*Set problem*: Repeat every line from the line containing "Convert this document image to plain text." to the end of the data, exactly. Leave the pictures out.

*Provided records*:

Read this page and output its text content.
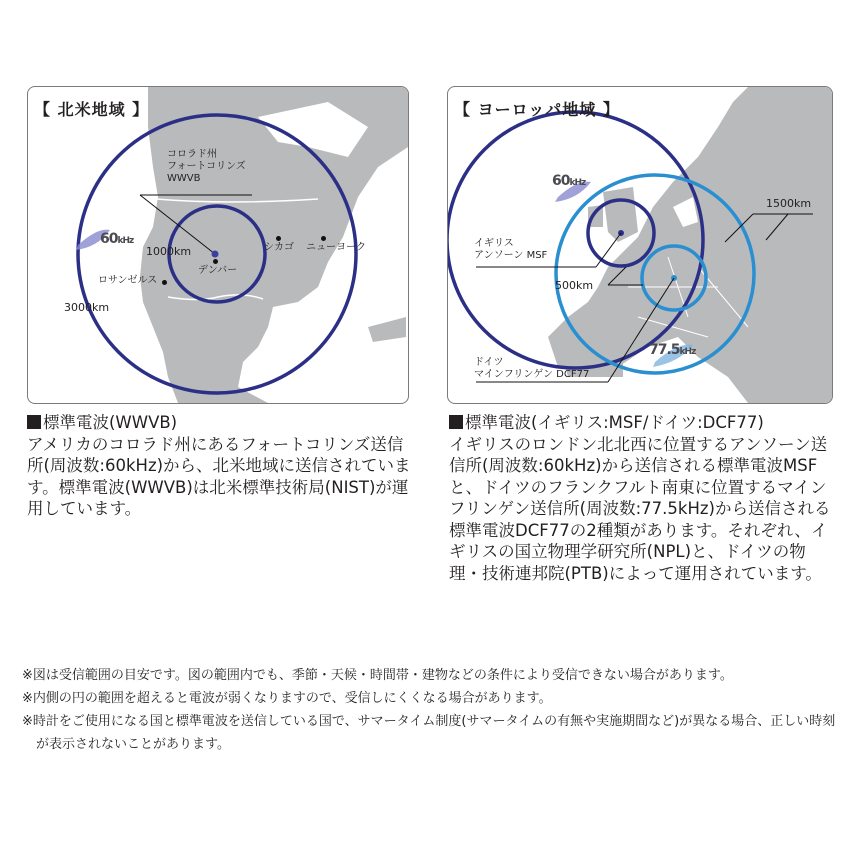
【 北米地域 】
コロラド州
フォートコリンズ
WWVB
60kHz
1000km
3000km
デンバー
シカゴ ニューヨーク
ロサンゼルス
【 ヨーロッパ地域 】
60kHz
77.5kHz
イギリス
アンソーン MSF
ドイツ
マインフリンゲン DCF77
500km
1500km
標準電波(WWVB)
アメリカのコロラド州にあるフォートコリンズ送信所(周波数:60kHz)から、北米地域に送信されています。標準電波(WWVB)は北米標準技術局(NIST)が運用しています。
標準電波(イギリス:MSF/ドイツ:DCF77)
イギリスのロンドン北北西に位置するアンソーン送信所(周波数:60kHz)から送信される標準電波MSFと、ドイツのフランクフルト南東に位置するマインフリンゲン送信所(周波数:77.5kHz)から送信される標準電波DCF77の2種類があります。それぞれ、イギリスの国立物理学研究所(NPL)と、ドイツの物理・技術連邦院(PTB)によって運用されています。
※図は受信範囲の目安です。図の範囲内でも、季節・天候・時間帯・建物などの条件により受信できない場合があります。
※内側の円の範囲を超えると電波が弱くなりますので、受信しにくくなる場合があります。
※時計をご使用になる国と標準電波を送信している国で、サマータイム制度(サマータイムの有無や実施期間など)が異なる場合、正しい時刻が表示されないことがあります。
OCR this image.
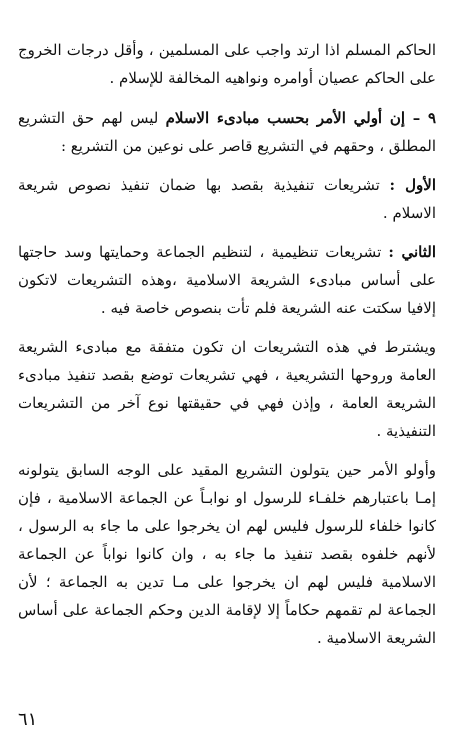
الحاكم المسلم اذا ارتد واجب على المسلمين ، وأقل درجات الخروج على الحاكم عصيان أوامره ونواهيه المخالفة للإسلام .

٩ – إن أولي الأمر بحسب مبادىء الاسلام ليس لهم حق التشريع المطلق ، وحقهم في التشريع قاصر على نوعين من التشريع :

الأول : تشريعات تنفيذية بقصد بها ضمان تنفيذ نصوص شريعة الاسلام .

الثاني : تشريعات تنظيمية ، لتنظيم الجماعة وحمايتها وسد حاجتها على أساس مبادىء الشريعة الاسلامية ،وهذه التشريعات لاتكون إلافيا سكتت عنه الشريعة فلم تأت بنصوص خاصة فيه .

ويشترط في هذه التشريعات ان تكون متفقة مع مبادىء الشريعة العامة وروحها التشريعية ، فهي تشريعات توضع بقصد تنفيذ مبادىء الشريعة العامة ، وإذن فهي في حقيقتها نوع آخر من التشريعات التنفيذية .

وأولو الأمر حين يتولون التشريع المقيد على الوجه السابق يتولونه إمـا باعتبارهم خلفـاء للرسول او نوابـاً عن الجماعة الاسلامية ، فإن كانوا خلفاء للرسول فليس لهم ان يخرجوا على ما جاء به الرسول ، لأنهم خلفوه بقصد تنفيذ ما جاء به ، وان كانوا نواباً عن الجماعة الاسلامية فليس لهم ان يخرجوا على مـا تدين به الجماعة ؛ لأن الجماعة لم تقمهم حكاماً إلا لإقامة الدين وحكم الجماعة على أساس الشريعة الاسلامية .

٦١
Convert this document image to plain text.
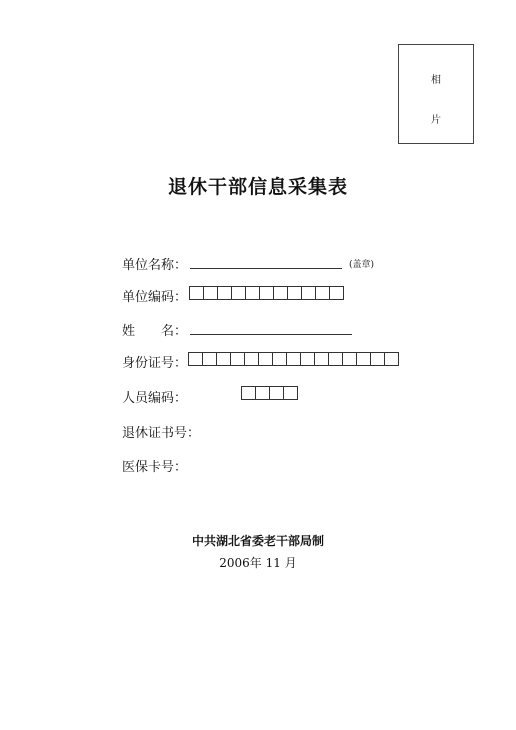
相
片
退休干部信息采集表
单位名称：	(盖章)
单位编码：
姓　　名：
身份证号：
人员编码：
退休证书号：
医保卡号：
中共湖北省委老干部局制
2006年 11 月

*Correct answer*:
Convert this document image to plain text.
相
片
退休干部信息采集表
单位名称：	(盖章)
单位编码：
姓　　名：
身份证号：
人员编码：
退休证书号：
医保卡号：
中共湖北省委老干部局制
2006年 11 月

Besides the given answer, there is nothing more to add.